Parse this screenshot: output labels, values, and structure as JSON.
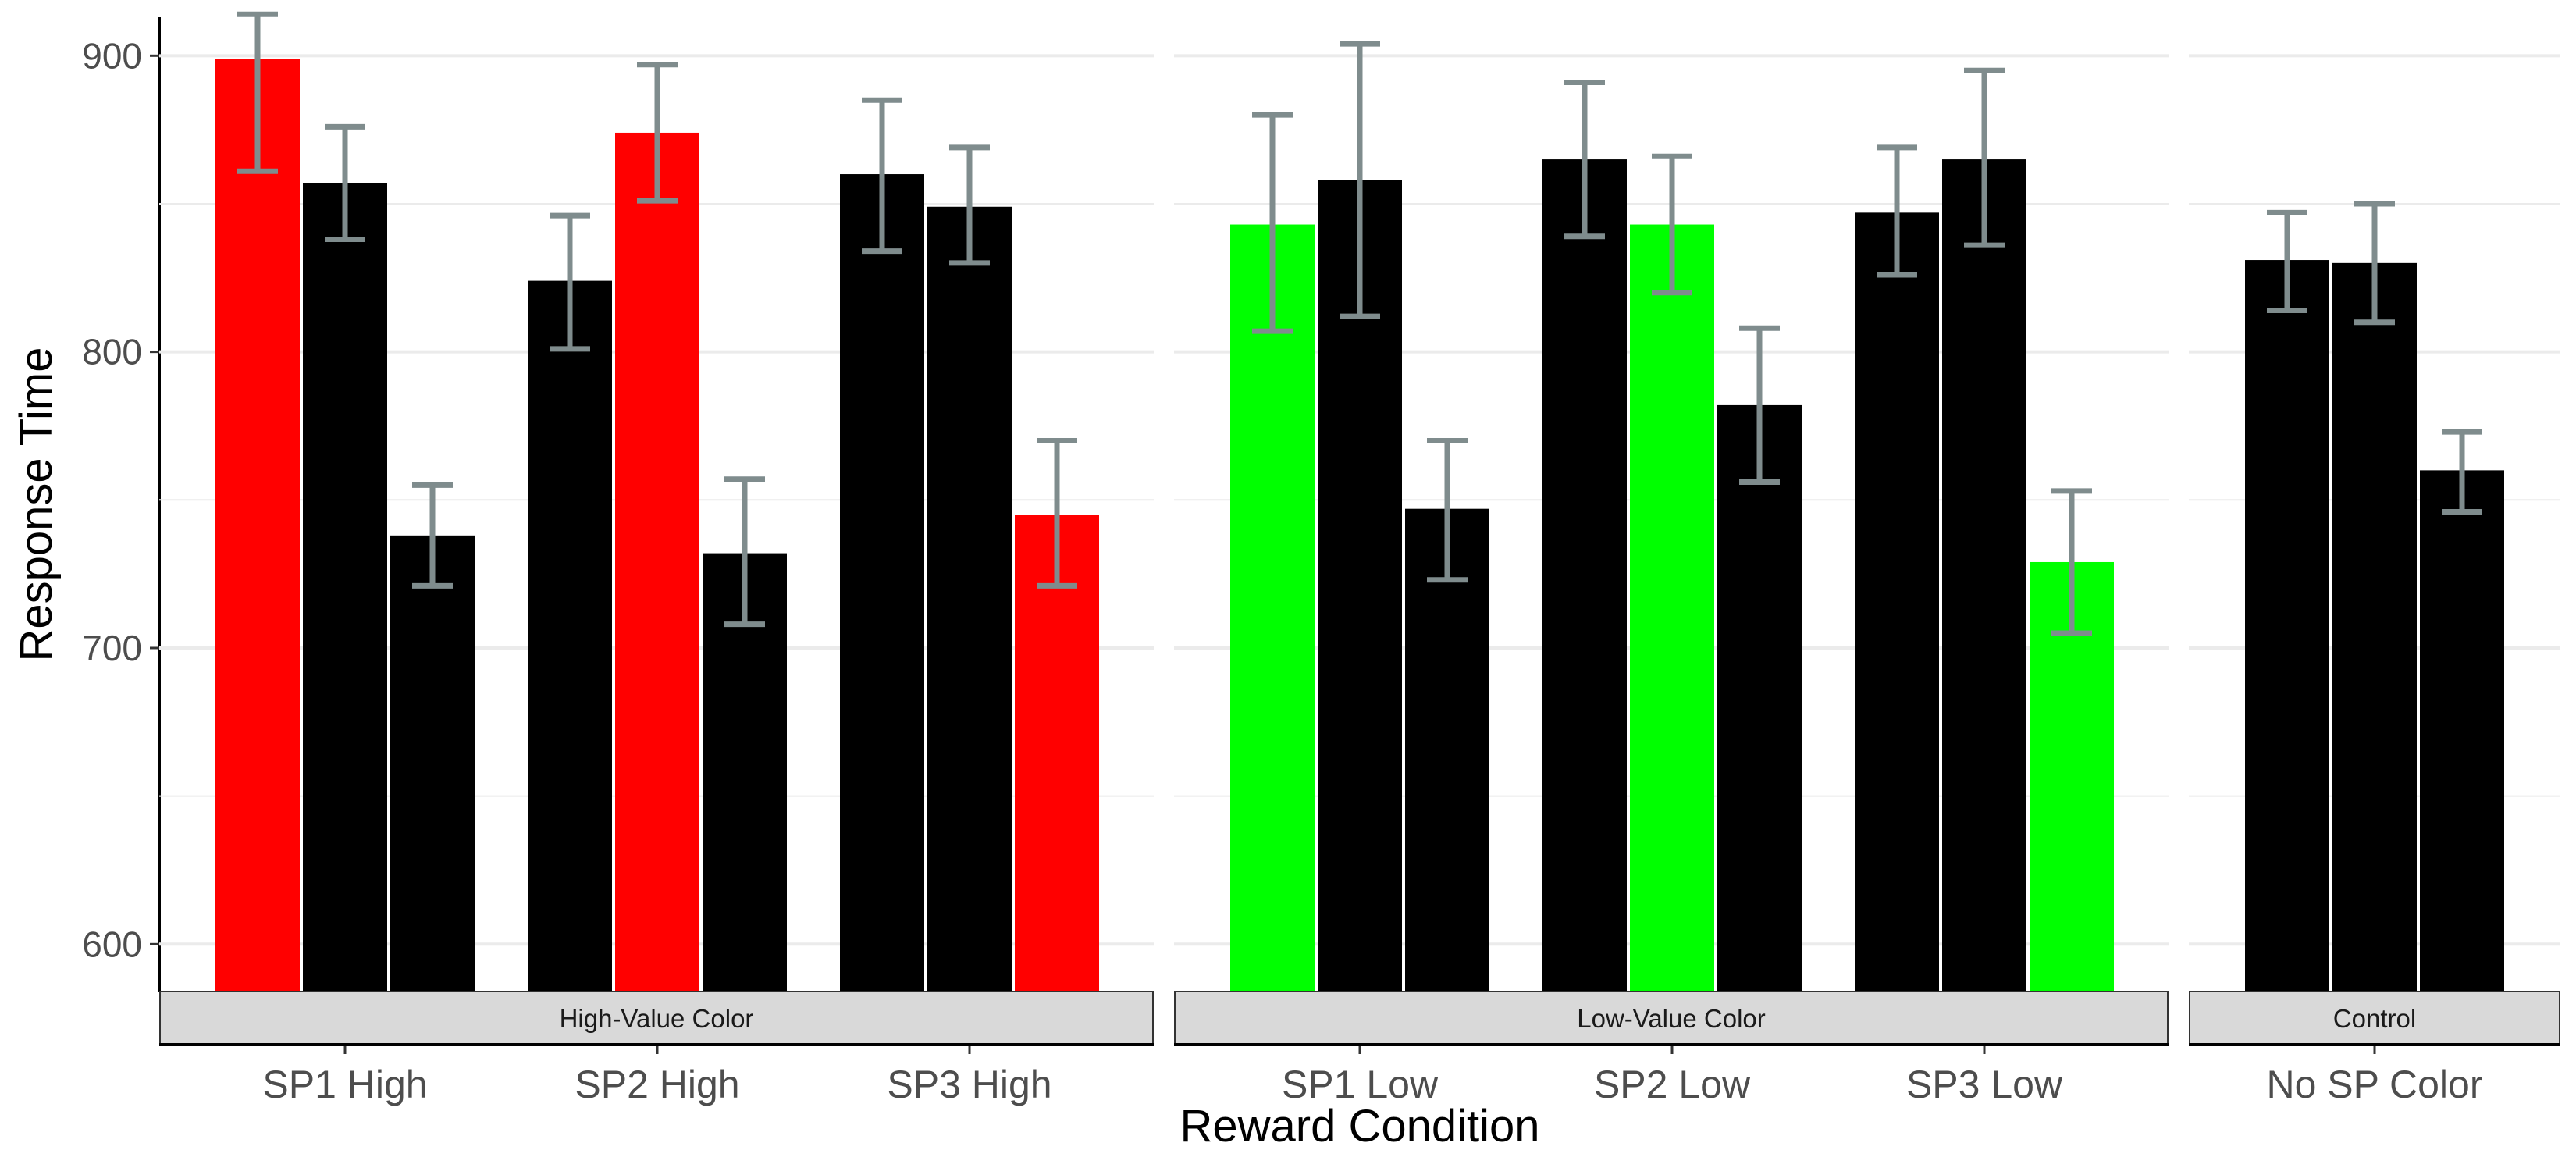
{
  "chart_data": {
    "type": "bar",
    "xlabel": "Reward Condition",
    "ylabel": "Response Time",
    "ylim": [
      584,
      913
    ],
    "yticks": [
      600,
      700,
      800,
      900
    ],
    "grid": true,
    "legend": "none",
    "colors": {
      "black": "#000000",
      "red": "#ff0000",
      "green": "#00ff00",
      "errorbar": "#7f8c8d",
      "strip": "#d9d9d9",
      "grid": "#ebebeb"
    },
    "panels": [
      {
        "strip": "High-Value Color",
        "groups": [
          {
            "label": "SP1 High",
            "bars": [
              {
                "value": 899,
                "lo": 861,
                "hi": 914,
                "color": "red"
              },
              {
                "value": 857,
                "lo": 838,
                "hi": 876,
                "color": "black"
              },
              {
                "value": 738,
                "lo": 721,
                "hi": 755,
                "color": "black"
              }
            ]
          },
          {
            "label": "SP2 High",
            "bars": [
              {
                "value": 824,
                "lo": 801,
                "hi": 846,
                "color": "black"
              },
              {
                "value": 874,
                "lo": 851,
                "hi": 897,
                "color": "red"
              },
              {
                "value": 732,
                "lo": 708,
                "hi": 757,
                "color": "black"
              }
            ]
          },
          {
            "label": "SP3 High",
            "bars": [
              {
                "value": 860,
                "lo": 834,
                "hi": 885,
                "color": "black"
              },
              {
                "value": 849,
                "lo": 830,
                "hi": 869,
                "color": "black"
              },
              {
                "value": 745,
                "lo": 721,
                "hi": 770,
                "color": "red"
              }
            ]
          }
        ]
      },
      {
        "strip": "Low-Value Color",
        "groups": [
          {
            "label": "SP1 Low",
            "bars": [
              {
                "value": 843,
                "lo": 807,
                "hi": 880,
                "color": "green"
              },
              {
                "value": 858,
                "lo": 812,
                "hi": 904,
                "color": "black"
              },
              {
                "value": 747,
                "lo": 723,
                "hi": 770,
                "color": "black"
              }
            ]
          },
          {
            "label": "SP2 Low",
            "bars": [
              {
                "value": 865,
                "lo": 839,
                "hi": 891,
                "color": "black"
              },
              {
                "value": 843,
                "lo": 820,
                "hi": 866,
                "color": "green"
              },
              {
                "value": 782,
                "lo": 756,
                "hi": 808,
                "color": "black"
              }
            ]
          },
          {
            "label": "SP3 Low",
            "bars": [
              {
                "value": 847,
                "lo": 826,
                "hi": 869,
                "color": "black"
              },
              {
                "value": 865,
                "lo": 836,
                "hi": 895,
                "color": "black"
              },
              {
                "value": 729,
                "lo": 705,
                "hi": 753,
                "color": "green"
              }
            ]
          }
        ]
      },
      {
        "strip": "Control",
        "groups": [
          {
            "label": "No SP Color",
            "bars": [
              {
                "value": 831,
                "lo": 814,
                "hi": 847,
                "color": "black"
              },
              {
                "value": 830,
                "lo": 810,
                "hi": 850,
                "color": "black"
              },
              {
                "value": 760,
                "lo": 746,
                "hi": 773,
                "color": "black"
              }
            ]
          }
        ]
      }
    ]
  }
}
————
#### Set exercise:
Could you repeat all of the material exactly? Pictures should not be copied.

#### Reply:
Parse this screenshot: output labels, values, and structure as JSON.
{
  "chart_data": {
    "type": "bar",
    "xlabel": "Reward Condition",
    "ylabel": "Response Time",
    "ylim": [
      584,
      913
    ],
    "yticks": [
      600,
      700,
      800,
      900
    ],
    "grid": true,
    "legend": "none",
    "colors": {
      "black": "#000000",
      "red": "#ff0000",
      "green": "#00ff00",
      "errorbar": "#7f8c8d",
      "strip": "#d9d9d9",
      "grid": "#ebebeb"
    },
    "panels": [
      {
        "strip": "High-Value Color",
        "groups": [
          {
            "label": "SP1 High",
            "bars": [
              {
                "value": 899,
                "lo": 861,
                "hi": 914,
                "color": "red"
              },
              {
                "value": 857,
                "lo": 838,
                "hi": 876,
                "color": "black"
              },
              {
                "value": 738,
                "lo": 721,
                "hi": 755,
                "color": "black"
              }
            ]
          },
          {
            "label": "SP2 High",
            "bars": [
              {
                "value": 824,
                "lo": 801,
                "hi": 846,
                "color": "black"
              },
              {
                "value": 874,
                "lo": 851,
                "hi": 897,
                "color": "red"
              },
              {
                "value": 732,
                "lo": 708,
                "hi": 757,
                "color": "black"
              }
            ]
          },
          {
            "label": "SP3 High",
            "bars": [
              {
                "value": 860,
                "lo": 834,
                "hi": 885,
                "color": "black"
              },
              {
                "value": 849,
                "lo": 830,
                "hi": 869,
                "color": "black"
              },
              {
                "value": 745,
                "lo": 721,
                "hi": 770,
                "color": "red"
              }
            ]
          }
        ]
      },
      {
        "strip": "Low-Value Color",
        "groups": [
          {
            "label": "SP1 Low",
            "bars": [
              {
                "value": 843,
                "lo": 807,
                "hi": 880,
                "color": "green"
              },
              {
                "value": 858,
                "lo": 812,
                "hi": 904,
                "color": "black"
              },
              {
                "value": 747,
                "lo": 723,
                "hi": 770,
                "color": "black"
              }
            ]
          },
          {
            "label": "SP2 Low",
            "bars": [
              {
                "value": 865,
                "lo": 839,
                "hi": 891,
                "color": "black"
              },
              {
                "value": 843,
                "lo": 820,
                "hi": 866,
                "color": "green"
              },
              {
                "value": 782,
                "lo": 756,
                "hi": 808,
                "color": "black"
              }
            ]
          },
          {
            "label": "SP3 Low",
            "bars": [
              {
                "value": 847,
                "lo": 826,
                "hi": 869,
                "color": "black"
              },
              {
                "value": 865,
                "lo": 836,
                "hi": 895,
                "color": "black"
              },
              {
                "value": 729,
                "lo": 705,
                "hi": 753,
                "color": "green"
              }
            ]
          }
        ]
      },
      {
        "strip": "Control",
        "groups": [
          {
            "label": "No SP Color",
            "bars": [
              {
                "value": 831,
                "lo": 814,
                "hi": 847,
                "color": "black"
              },
              {
                "value": 830,
                "lo": 810,
                "hi": 850,
                "color": "black"
              },
              {
                "value": 760,
                "lo": 746,
                "hi": 773,
                "color": "black"
              }
            ]
          }
        ]
      }
    ]
  }
}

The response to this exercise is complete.